> _Work instructions_
Transcribe the material word for word, but without the images.

> _Dataset content_
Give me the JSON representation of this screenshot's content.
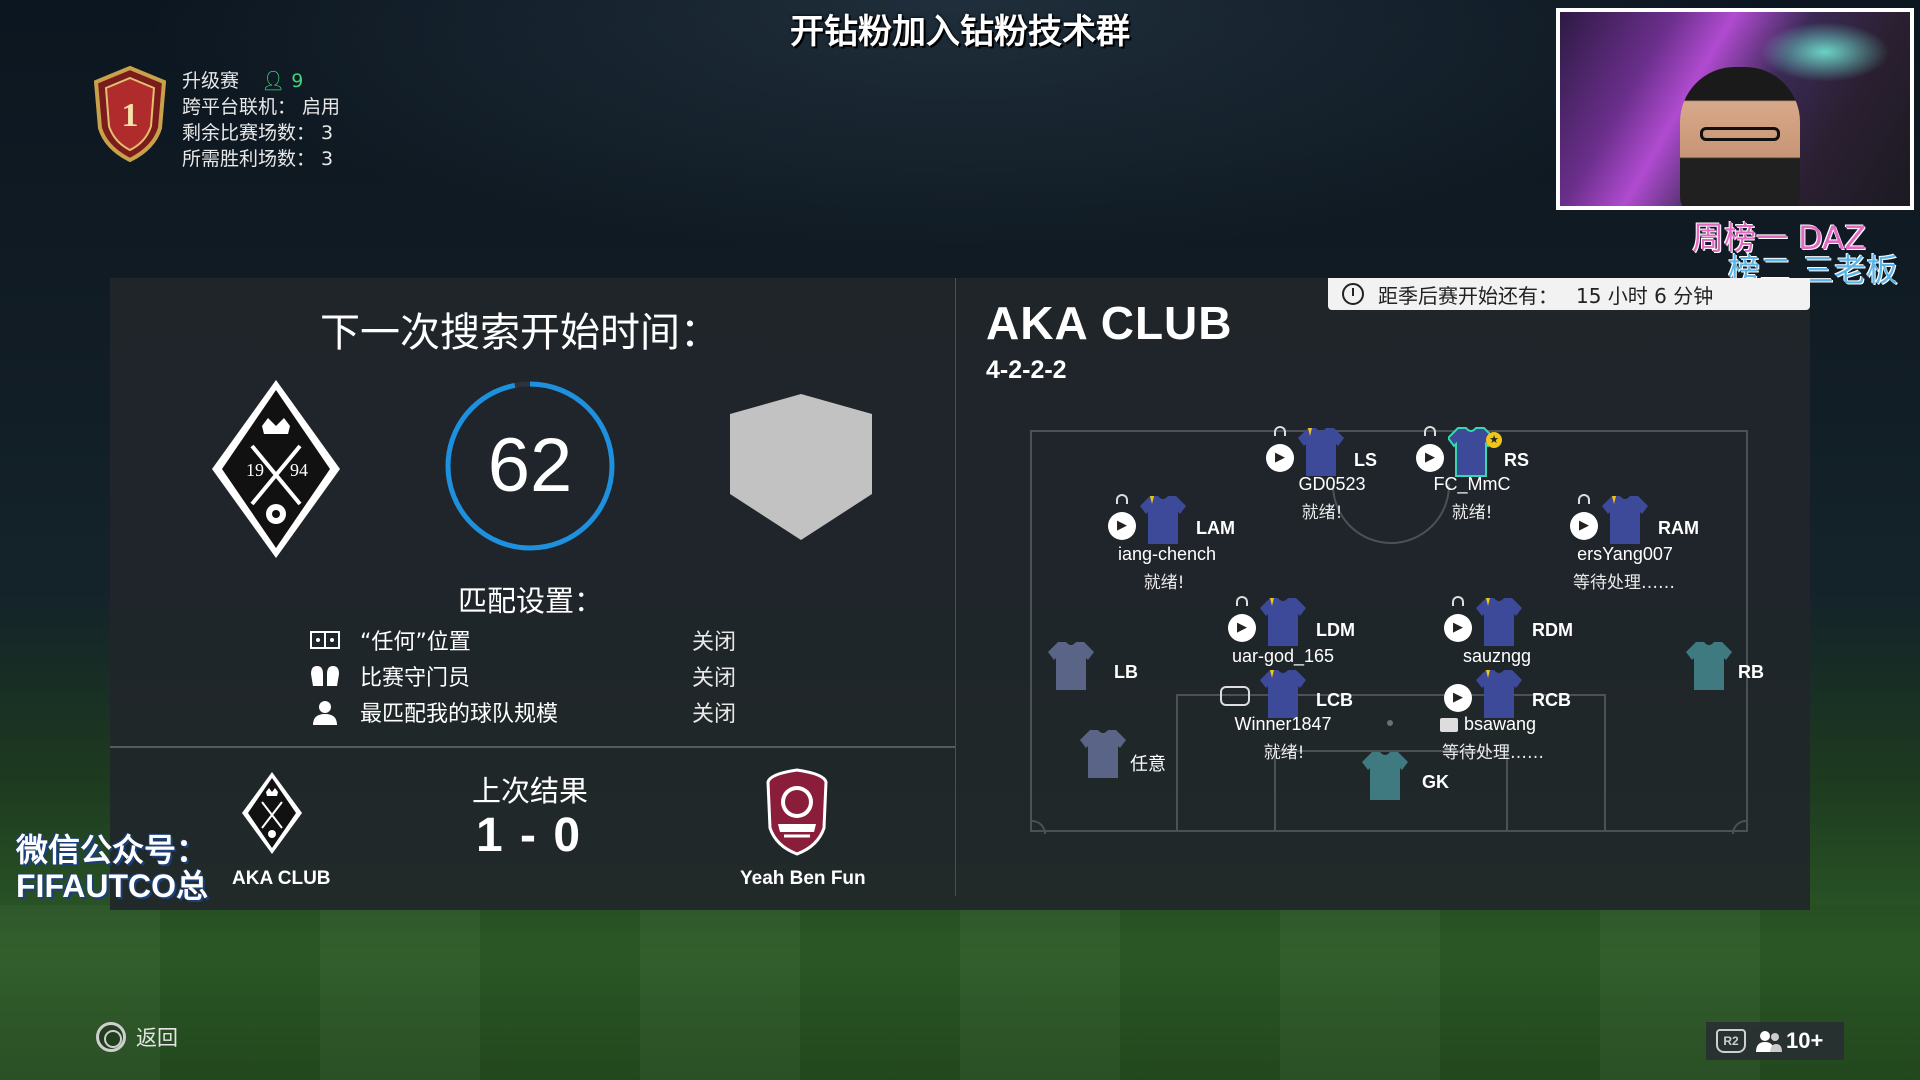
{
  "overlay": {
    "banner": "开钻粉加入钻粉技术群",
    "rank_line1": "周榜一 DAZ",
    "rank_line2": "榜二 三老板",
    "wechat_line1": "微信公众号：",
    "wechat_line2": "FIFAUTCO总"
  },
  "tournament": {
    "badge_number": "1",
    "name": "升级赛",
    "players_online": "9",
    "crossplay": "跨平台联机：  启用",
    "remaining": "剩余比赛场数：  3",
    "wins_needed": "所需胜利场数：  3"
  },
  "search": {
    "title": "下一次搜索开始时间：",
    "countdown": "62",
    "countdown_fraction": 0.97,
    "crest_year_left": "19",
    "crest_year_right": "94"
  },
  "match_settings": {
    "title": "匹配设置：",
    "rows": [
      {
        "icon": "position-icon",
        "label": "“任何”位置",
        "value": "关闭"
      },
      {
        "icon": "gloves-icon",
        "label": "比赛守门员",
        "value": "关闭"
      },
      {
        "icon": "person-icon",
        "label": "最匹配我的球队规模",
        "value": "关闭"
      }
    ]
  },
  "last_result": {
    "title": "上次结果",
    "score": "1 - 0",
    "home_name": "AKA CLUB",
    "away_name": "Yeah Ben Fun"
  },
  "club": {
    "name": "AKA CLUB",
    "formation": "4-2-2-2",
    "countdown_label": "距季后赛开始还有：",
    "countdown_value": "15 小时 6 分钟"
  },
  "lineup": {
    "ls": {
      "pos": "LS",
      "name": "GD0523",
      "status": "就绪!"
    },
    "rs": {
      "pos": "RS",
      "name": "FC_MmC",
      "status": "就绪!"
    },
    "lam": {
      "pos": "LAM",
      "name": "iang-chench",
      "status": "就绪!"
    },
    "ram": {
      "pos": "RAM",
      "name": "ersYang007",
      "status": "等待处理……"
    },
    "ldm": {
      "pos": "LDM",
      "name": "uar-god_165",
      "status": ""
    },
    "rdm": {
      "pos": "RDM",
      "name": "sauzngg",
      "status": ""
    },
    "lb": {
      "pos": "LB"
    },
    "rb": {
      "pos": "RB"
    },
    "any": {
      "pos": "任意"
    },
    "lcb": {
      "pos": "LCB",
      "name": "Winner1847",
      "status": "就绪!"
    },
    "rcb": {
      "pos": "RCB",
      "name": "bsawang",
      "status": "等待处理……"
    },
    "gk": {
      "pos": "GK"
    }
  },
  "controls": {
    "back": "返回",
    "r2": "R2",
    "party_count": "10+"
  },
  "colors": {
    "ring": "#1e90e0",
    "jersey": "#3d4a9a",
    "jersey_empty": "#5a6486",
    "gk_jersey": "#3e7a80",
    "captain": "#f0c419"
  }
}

> _Correct output_
Give me the JSON representation of this screenshot's content.
{
  "overlay": {
    "banner": "开钻粉加入钻粉技术群",
    "rank_line1": "周榜一 DAZ",
    "rank_line2": "榜二 三老板",
    "wechat_line1": "微信公众号：",
    "wechat_line2": "FIFAUTCO总"
  },
  "tournament": {
    "badge_number": "1",
    "name": "升级赛",
    "players_online": "9",
    "crossplay": "跨平台联机：  启用",
    "remaining": "剩余比赛场数：  3",
    "wins_needed": "所需胜利场数：  3"
  },
  "search": {
    "title": "下一次搜索开始时间：",
    "countdown": "62",
    "countdown_fraction": 0.97,
    "crest_year_left": "19",
    "crest_year_right": "94"
  },
  "match_settings": {
    "title": "匹配设置：",
    "rows": [
      {
        "icon": "position-icon",
        "label": "“任何”位置",
        "value": "关闭"
      },
      {
        "icon": "gloves-icon",
        "label": "比赛守门员",
        "value": "关闭"
      },
      {
        "icon": "person-icon",
        "label": "最匹配我的球队规模",
        "value": "关闭"
      }
    ]
  },
  "last_result": {
    "title": "上次结果",
    "score": "1 - 0",
    "home_name": "AKA CLUB",
    "away_name": "Yeah Ben Fun"
  },
  "club": {
    "name": "AKA CLUB",
    "formation": "4-2-2-2",
    "countdown_label": "距季后赛开始还有：",
    "countdown_value": "15 小时 6 分钟"
  },
  "lineup": {
    "ls": {
      "pos": "LS",
      "name": "GD0523",
      "status": "就绪!"
    },
    "rs": {
      "pos": "RS",
      "name": "FC_MmC",
      "status": "就绪!"
    },
    "lam": {
      "pos": "LAM",
      "name": "iang-chench",
      "status": "就绪!"
    },
    "ram": {
      "pos": "RAM",
      "name": "ersYang007",
      "status": "等待处理……"
    },
    "ldm": {
      "pos": "LDM",
      "name": "uar-god_165",
      "status": ""
    },
    "rdm": {
      "pos": "RDM",
      "name": "sauzngg",
      "status": ""
    },
    "lb": {
      "pos": "LB"
    },
    "rb": {
      "pos": "RB"
    },
    "any": {
      "pos": "任意"
    },
    "lcb": {
      "pos": "LCB",
      "name": "Winner1847",
      "status": "就绪!"
    },
    "rcb": {
      "pos": "RCB",
      "name": "bsawang",
      "status": "等待处理……"
    },
    "gk": {
      "pos": "GK"
    }
  },
  "controls": {
    "back": "返回",
    "r2": "R2",
    "party_count": "10+"
  },
  "colors": {
    "ring": "#1e90e0",
    "jersey": "#3d4a9a",
    "jersey_empty": "#5a6486",
    "gk_jersey": "#3e7a80",
    "captain": "#f0c419"
  }
}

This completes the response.